▸ **EXERCISE REQUIREMENTS**:
Only the pictures stay out; every record is to be quoted exactly.

»»

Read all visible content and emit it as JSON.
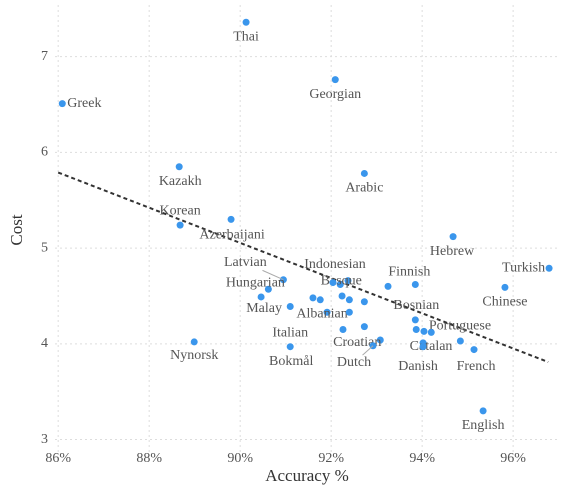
{
  "chart_data": {
    "type": "scatter",
    "xlabel": "Accuracy %",
    "ylabel": "Cost",
    "color": "#3a96ec",
    "grid": true,
    "xlim": [
      85.93,
      97.03
    ],
    "ylim": [
      2.87,
      7.54
    ],
    "xticks": [
      {
        "value": 86,
        "label": "86%"
      },
      {
        "value": 88,
        "label": "88%"
      },
      {
        "value": 90,
        "label": "90%"
      },
      {
        "value": 92,
        "label": "92%"
      },
      {
        "value": 94,
        "label": "94%"
      },
      {
        "value": 96,
        "label": "96%"
      }
    ],
    "yticks": [
      3,
      4,
      5,
      6,
      7
    ],
    "x": [
      90.13,
      92.09,
      86.09,
      88.66,
      92.73,
      88.68,
      89.8,
      94.68,
      96.79,
      95.82,
      90.95,
      92.37,
      92.2,
      93.85,
      90.62,
      90.46,
      91.91,
      93.85,
      94.04,
      91.1,
      91.1,
      88.99,
      93.08,
      92.92,
      94.02,
      94.02,
      95.14,
      95.34,
      94.84,
      91.6,
      91.76,
      92.24,
      92.4,
      92.73,
      92.4,
      92.73,
      92.26,
      93.25,
      93.87,
      94.2,
      92.04
    ],
    "y": [
      7.36,
      6.76,
      6.51,
      5.85,
      5.78,
      5.24,
      5.3,
      5.12,
      4.79,
      4.59,
      4.67,
      4.66,
      4.62,
      4.62,
      4.57,
      4.49,
      4.33,
      4.25,
      4.13,
      3.97,
      4.39,
      4.02,
      4.04,
      3.98,
      4.01,
      3.97,
      3.94,
      3.3,
      4.03,
      4.48,
      4.46,
      4.5,
      4.46,
      4.44,
      4.33,
      4.18,
      4.15,
      4.6,
      4.15,
      4.12,
      4.64
    ],
    "labels": [
      "Thai",
      "Georgian",
      "Greek",
      "Kazakh",
      "Arabic",
      "Korean",
      "Azerbaijani",
      "Hebrew",
      "Turkish",
      "Chinese",
      "Latvian",
      "Indonesian",
      "Basque",
      "Finnish",
      "Hungarian",
      "Malay",
      "Albanian",
      "Bosnian",
      "Portuguese",
      "Bokmål",
      "Italian",
      "Nynorsk",
      "Croatian",
      "Dutch",
      "Catalan",
      "Danish",
      "French",
      "English",
      null,
      null,
      null,
      null,
      null,
      null,
      null,
      null,
      null,
      null,
      null,
      null,
      null
    ],
    "trend": {
      "x": [
        86,
        96.77
      ],
      "y": [
        5.79,
        3.81
      ]
    }
  }
}
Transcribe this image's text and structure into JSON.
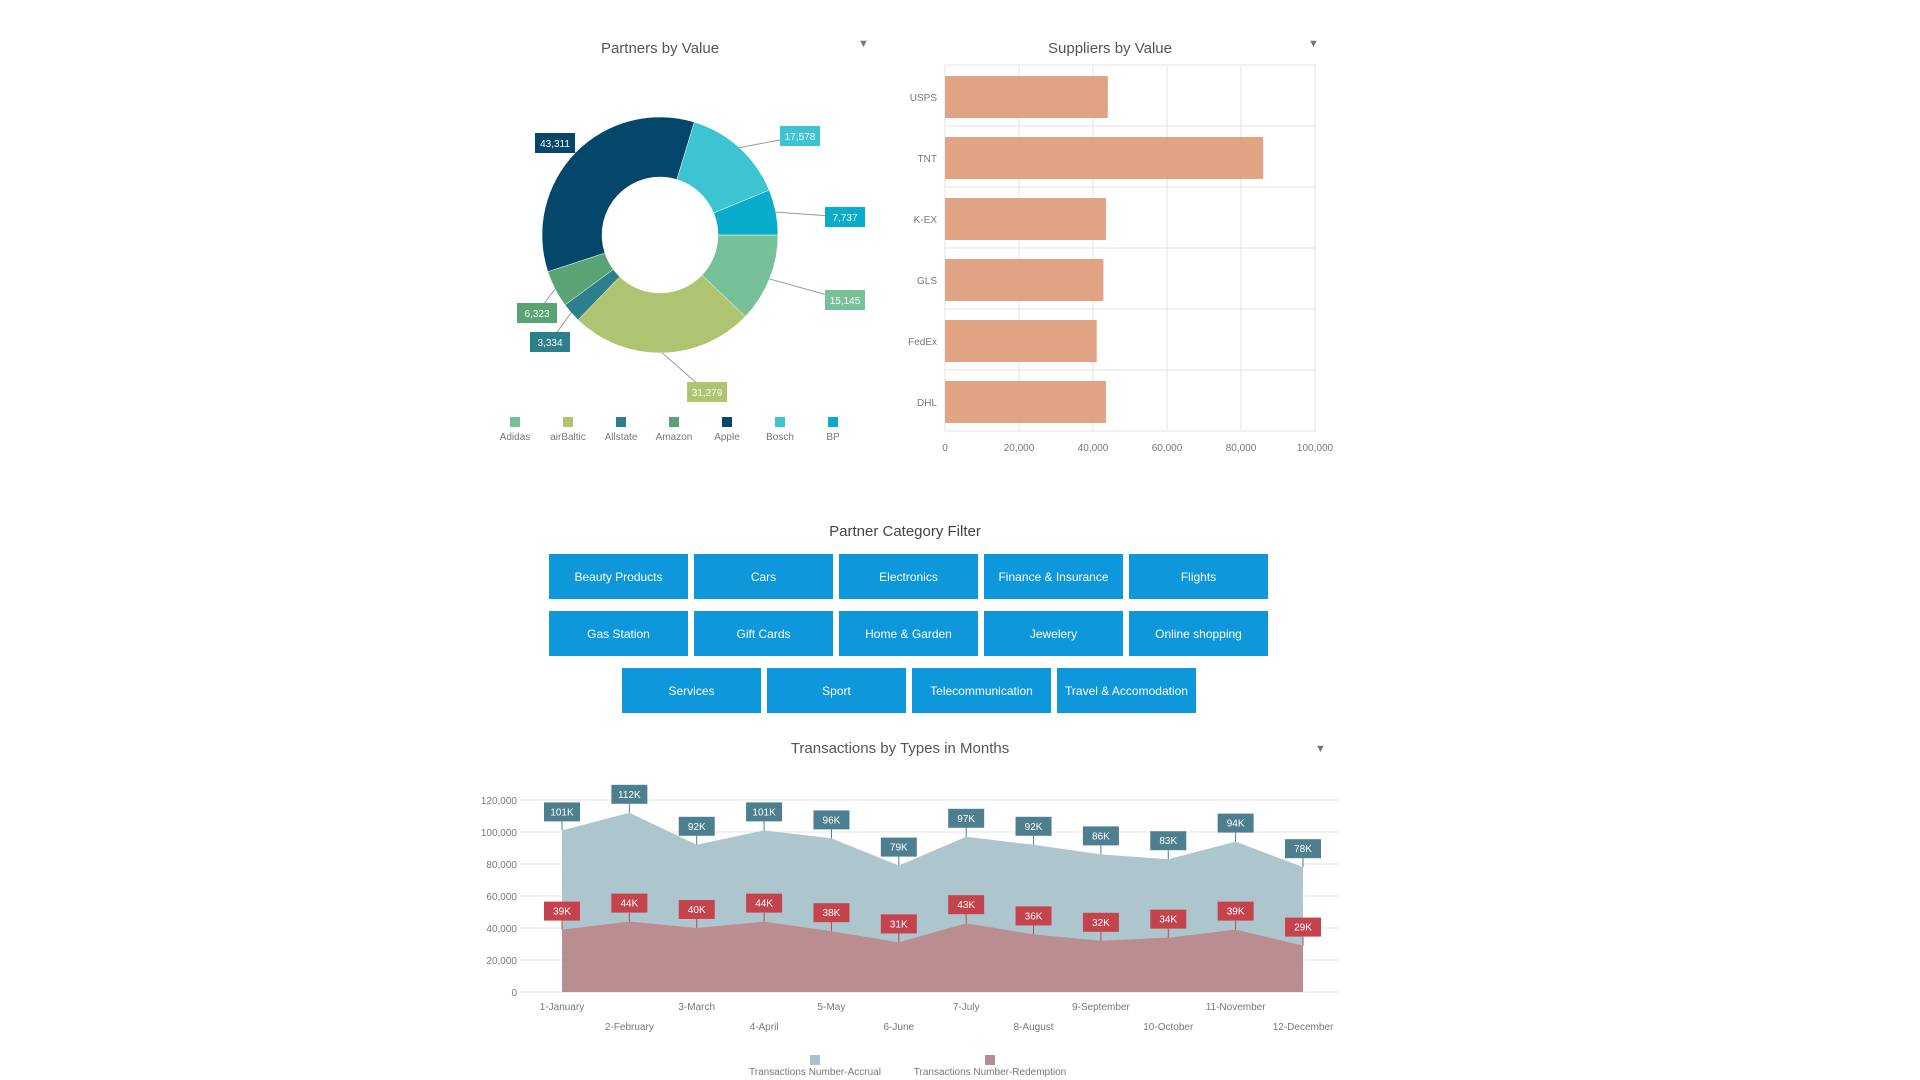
{
  "donut": {
    "title": "Partners by Value",
    "filter_icon": "filter-icon"
  },
  "bars": {
    "title": "Suppliers by Value",
    "filter_icon": "filter-icon"
  },
  "category_filter": {
    "title": "Partner Category Filter",
    "buttons": [
      "Beauty Products",
      "Cars",
      "Electronics",
      "Finance & Insurance",
      "Flights",
      "Gas Station",
      "Gift Cards",
      "Home & Garden",
      "Jewelery",
      "Online shopping",
      "Services",
      "Sport",
      "Telecommunication",
      "Travel & Accomodation"
    ],
    "button_color": "#0f97db"
  },
  "area": {
    "title": "Transactions by Types in Months",
    "filter_icon": "filter-icon"
  },
  "chart_data": [
    {
      "type": "pie",
      "title": "Partners by Value",
      "legend_position": "bottom",
      "slices": [
        {
          "label": "Adidas",
          "value": 15145,
          "value_label": "15,145",
          "color": "#77c198"
        },
        {
          "label": "airBaltic",
          "value": 31279,
          "value_label": "31,279",
          "color": "#aec470"
        },
        {
          "label": "Allstate",
          "value": 3334,
          "value_label": "3,334",
          "color": "#2e7f8c"
        },
        {
          "label": "Amazon",
          "value": 6323,
          "value_label": "6,323",
          "color": "#5aa374"
        },
        {
          "label": "Apple",
          "value": 43311,
          "value_label": "43,311",
          "color": "#05476b"
        },
        {
          "label": "Bosch",
          "value": 17578,
          "value_label": "17,578",
          "color": "#3cc4d3"
        },
        {
          "label": "BP",
          "value": 7737,
          "value_label": "7,737",
          "color": "#0aaccc"
        }
      ]
    },
    {
      "type": "bar",
      "orientation": "horizontal",
      "title": "Suppliers by Value",
      "categories": [
        "USPS",
        "TNT",
        "K-EX",
        "GLS",
        "FedEx",
        "DHL"
      ],
      "values": [
        44000,
        86000,
        43500,
        42800,
        41000,
        43500
      ],
      "xlim": [
        0,
        100000
      ],
      "ticks": [
        "0",
        "20,000",
        "40,000",
        "60,000",
        "80,000",
        "100,000"
      ],
      "grid": true,
      "color": "#e0a484"
    },
    {
      "type": "area",
      "title": "Transactions by Types in Months",
      "categories": [
        "1-January",
        "2-February",
        "3-March",
        "4-April",
        "5-May",
        "6-June",
        "7-July",
        "8-August",
        "9-September",
        "10-October",
        "11-November",
        "12-December"
      ],
      "ylim": [
        0,
        120000
      ],
      "ticks": [
        "0",
        "20,000",
        "40,000",
        "60,000",
        "80,000",
        "100,000",
        "120,000"
      ],
      "legend_position": "bottom",
      "series": [
        {
          "name": "Transactions Number-Accrual",
          "color": "#a9c3cb",
          "label_color": "#4d7f8f",
          "values": [
            101000,
            112000,
            92000,
            101000,
            96000,
            79000,
            97000,
            92000,
            86000,
            83000,
            94000,
            78000
          ],
          "labels": [
            "101K",
            "112K",
            "92K",
            "101K",
            "96K",
            "79K",
            "97K",
            "92K",
            "86K",
            "83K",
            "94K",
            "78K"
          ]
        },
        {
          "name": "Transactions Number-Redemption",
          "color": "#bb8a8d",
          "label_color": "#c4434d",
          "values": [
            39000,
            44000,
            40000,
            44000,
            38000,
            31000,
            43000,
            36000,
            32000,
            34000,
            39000,
            29000
          ],
          "labels": [
            "39K",
            "44K",
            "40K",
            "44K",
            "38K",
            "31K",
            "43K",
            "36K",
            "32K",
            "34K",
            "39K",
            "29K"
          ]
        }
      ]
    }
  ]
}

««

▸ **THE RESULT**:
Read all visible content and emit it as JSON.
{
  "chart_data": {
    "type": "scatter",
    "xlabel": "Accuracy %",
    "ylabel": "Cost",
    "color": "#3a96ec",
    "grid": true,
    "xlim": [
      85.93,
      97.03
    ],
    "ylim": [
      2.87,
      7.54
    ],
    "xticks": [
      {
        "value": 86,
        "label": "86%"
      },
      {
        "value": 88,
        "label": "88%"
      },
      {
        "value": 90,
        "label": "90%"
      },
      {
        "value": 92,
        "label": "92%"
      },
      {
        "value": 94,
        "label": "94%"
      },
      {
        "value": 96,
        "label": "96%"
      }
    ],
    "yticks": [
      3,
      4,
      5,
      6,
      7
    ],
    "x": [
      90.13,
      92.09,
      86.09,
      88.66,
      92.73,
      88.68,
      89.8,
      94.68,
      96.79,
      95.82,
      90.95,
      92.37,
      92.2,
      93.85,
      90.62,
      90.46,
      91.91,
      93.85,
      94.04,
      91.1,
      91.1,
      88.99,
      93.08,
      92.92,
      94.02,
      94.02,
      95.14,
      95.34,
      94.84,
      91.6,
      91.76,
      92.24,
      92.4,
      92.73,
      92.4,
      92.73,
      92.26,
      93.25,
      93.87,
      94.2,
      92.04
    ],
    "y": [
      7.36,
      6.76,
      6.51,
      5.85,
      5.78,
      5.24,
      5.3,
      5.12,
      4.79,
      4.59,
      4.67,
      4.66,
      4.62,
      4.62,
      4.57,
      4.49,
      4.33,
      4.25,
      4.13,
      3.97,
      4.39,
      4.02,
      4.04,
      3.98,
      4.01,
      3.97,
      3.94,
      3.3,
      4.03,
      4.48,
      4.46,
      4.5,
      4.46,
      4.44,
      4.33,
      4.18,
      4.15,
      4.6,
      4.15,
      4.12,
      4.64
    ],
    "labels": [
      "Thai",
      "Georgian",
      "Greek",
      "Kazakh",
      "Arabic",
      "Korean",
      "Azerbaijani",
      "Hebrew",
      "Turkish",
      "Chinese",
      "Latvian",
      "Indonesian",
      "Basque",
      "Finnish",
      "Hungarian",
      "Malay",
      "Albanian",
      "Bosnian",
      "Portuguese",
      "Bokmål",
      "Italian",
      "Nynorsk",
      "Croatian",
      "Dutch",
      "Catalan",
      "Danish",
      "French",
      "English",
      null,
      null,
      null,
      null,
      null,
      null,
      null,
      null,
      null,
      null,
      null,
      null,
      null
    ],
    "trend": {
      "x": [
        86,
        96.77
      ],
      "y": [
        5.79,
        3.81
      ]
    }
  }
}
Transcribe this image's text and structure into JSON.
{
  "donut": {
    "title": "Partners by Value",
    "filter_icon": "filter-icon"
  },
  "bars": {
    "title": "Suppliers by Value",
    "filter_icon": "filter-icon"
  },
  "category_filter": {
    "title": "Partner Category Filter",
    "buttons": [
      "Beauty Products",
      "Cars",
      "Electronics",
      "Finance & Insurance",
      "Flights",
      "Gas Station",
      "Gift Cards",
      "Home & Garden",
      "Jewelery",
      "Online shopping",
      "Services",
      "Sport",
      "Telecommunication",
      "Travel & Accomodation"
    ],
    "button_color": "#0f97db"
  },
  "area": {
    "title": "Transactions by Types in Months",
    "filter_icon": "filter-icon"
  },
  "chart_data": [
    {
      "type": "pie",
      "title": "Partners by Value",
      "legend_position": "bottom",
      "slices": [
        {
          "label": "Adidas",
          "value": 15145,
          "value_label": "15,145",
          "color": "#77c198"
        },
        {
          "label": "airBaltic",
          "value": 31279,
          "value_label": "31,279",
          "color": "#aec470"
        },
        {
          "label": "Allstate",
          "value": 3334,
          "value_label": "3,334",
          "color": "#2e7f8c"
        },
        {
          "label": "Amazon",
          "value": 6323,
          "value_label": "6,323",
          "color": "#5aa374"
        },
        {
          "label": "Apple",
          "value": 43311,
          "value_label": "43,311",
          "color": "#05476b"
        },
        {
          "label": "Bosch",
          "value": 17578,
          "value_label": "17,578",
          "color": "#3cc4d3"
        },
        {
          "label": "BP",
          "value": 7737,
          "value_label": "7,737",
          "color": "#0aaccc"
        }
      ]
    },
    {
      "type": "bar",
      "orientation": "horizontal",
      "title": "Suppliers by Value",
      "categories": [
        "USPS",
        "TNT",
        "K-EX",
        "GLS",
        "FedEx",
        "DHL"
      ],
      "values": [
        44000,
        86000,
        43500,
        42800,
        41000,
        43500
      ],
      "xlim": [
        0,
        100000
      ],
      "ticks": [
        "0",
        "20,000",
        "40,000",
        "60,000",
        "80,000",
        "100,000"
      ],
      "grid": true,
      "color": "#e0a484"
    },
    {
      "type": "area",
      "title": "Transactions by Types in Months",
      "categories": [
        "1-January",
        "2-February",
        "3-March",
        "4-April",
        "5-May",
        "6-June",
        "7-July",
        "8-August",
        "9-September",
        "10-October",
        "11-November",
        "12-December"
      ],
      "ylim": [
        0,
        120000
      ],
      "ticks": [
        "0",
        "20,000",
        "40,000",
        "60,000",
        "80,000",
        "100,000",
        "120,000"
      ],
      "legend_position": "bottom",
      "series": [
        {
          "name": "Transactions Number-Accrual",
          "color": "#a9c3cb",
          "label_color": "#4d7f8f",
          "values": [
            101000,
            112000,
            92000,
            101000,
            96000,
            79000,
            97000,
            92000,
            86000,
            83000,
            94000,
            78000
          ],
          "labels": [
            "101K",
            "112K",
            "92K",
            "101K",
            "96K",
            "79K",
            "97K",
            "92K",
            "86K",
            "83K",
            "94K",
            "78K"
          ]
        },
        {
          "name": "Transactions Number-Redemption",
          "color": "#bb8a8d",
          "label_color": "#c4434d",
          "values": [
            39000,
            44000,
            40000,
            44000,
            38000,
            31000,
            43000,
            36000,
            32000,
            34000,
            39000,
            29000
          ],
          "labels": [
            "39K",
            "44K",
            "40K",
            "44K",
            "38K",
            "31K",
            "43K",
            "36K",
            "32K",
            "34K",
            "39K",
            "29K"
          ]
        }
      ]
    }
  ]
}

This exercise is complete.